+++ Supplied data
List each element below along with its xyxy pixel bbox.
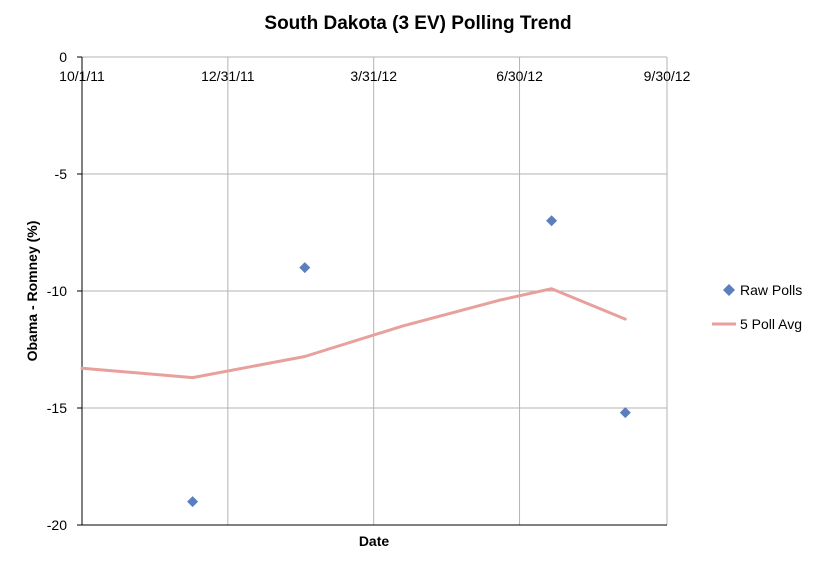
y-tick-label: 0: [59, 49, 67, 65]
legend-label-poll-avg: 5 Poll Avg: [740, 316, 802, 332]
x-tick-label: 9/30/12: [644, 68, 691, 84]
x-tick-label: 3/31/12: [350, 68, 397, 84]
y-axis-title: Obama - Romney (%): [24, 221, 40, 362]
raw-poll-point: [619, 407, 631, 419]
series: [80, 215, 631, 508]
x-axis-title: Date: [359, 533, 390, 549]
legend-marker-raw-polls: [723, 284, 735, 296]
y-tick-label: -15: [47, 400, 67, 416]
chart-title: South Dakota (3 EV) Polling Trend: [264, 13, 571, 34]
axes: [81, 57, 667, 526]
gridlines: [77, 56, 668, 526]
y-tick-label: -10: [47, 283, 67, 299]
y-tick-label: -5: [55, 166, 68, 182]
legend-label-raw-polls: Raw Polls: [740, 282, 802, 298]
legend: Raw Polls 5 Poll Avg: [712, 282, 802, 332]
raw-poll-point: [546, 215, 558, 227]
raw-poll-point: [299, 262, 311, 274]
x-tick-label: 6/30/12: [496, 68, 543, 84]
x-tick-label: 10/1/11: [59, 68, 105, 84]
tick-labels: 10/1/11 12/31/11 3/31/12 6/30/12 9/30/12 0 -5 -…: [47, 49, 691, 533]
avg-line: [80, 287, 627, 380]
raw-poll-point: [187, 496, 199, 508]
y-tick-label: -20: [47, 517, 67, 533]
x-tick-label: 12/31/11: [201, 68, 255, 84]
++++++
Exercise brief: Copy the records exactly, from the line with "y-tick-label: 0: [59, 49, 67, 65]" up to and including the line with "x-axis-title: Date: [359, 533, 390, 549]".

Right answer:
y-tick-label: 0: [59, 49, 67, 65]
legend-label-poll-avg: 5 Poll Avg: [740, 316, 802, 332]
x-tick-label: 9/30/12: [644, 68, 691, 84]
x-tick-label: 3/31/12: [350, 68, 397, 84]
y-axis-title: Obama - Romney (%): [24, 221, 40, 362]
raw-poll-point: [619, 407, 631, 419]
series: [80, 215, 631, 508]
x-axis-title: Date: [359, 533, 390, 549]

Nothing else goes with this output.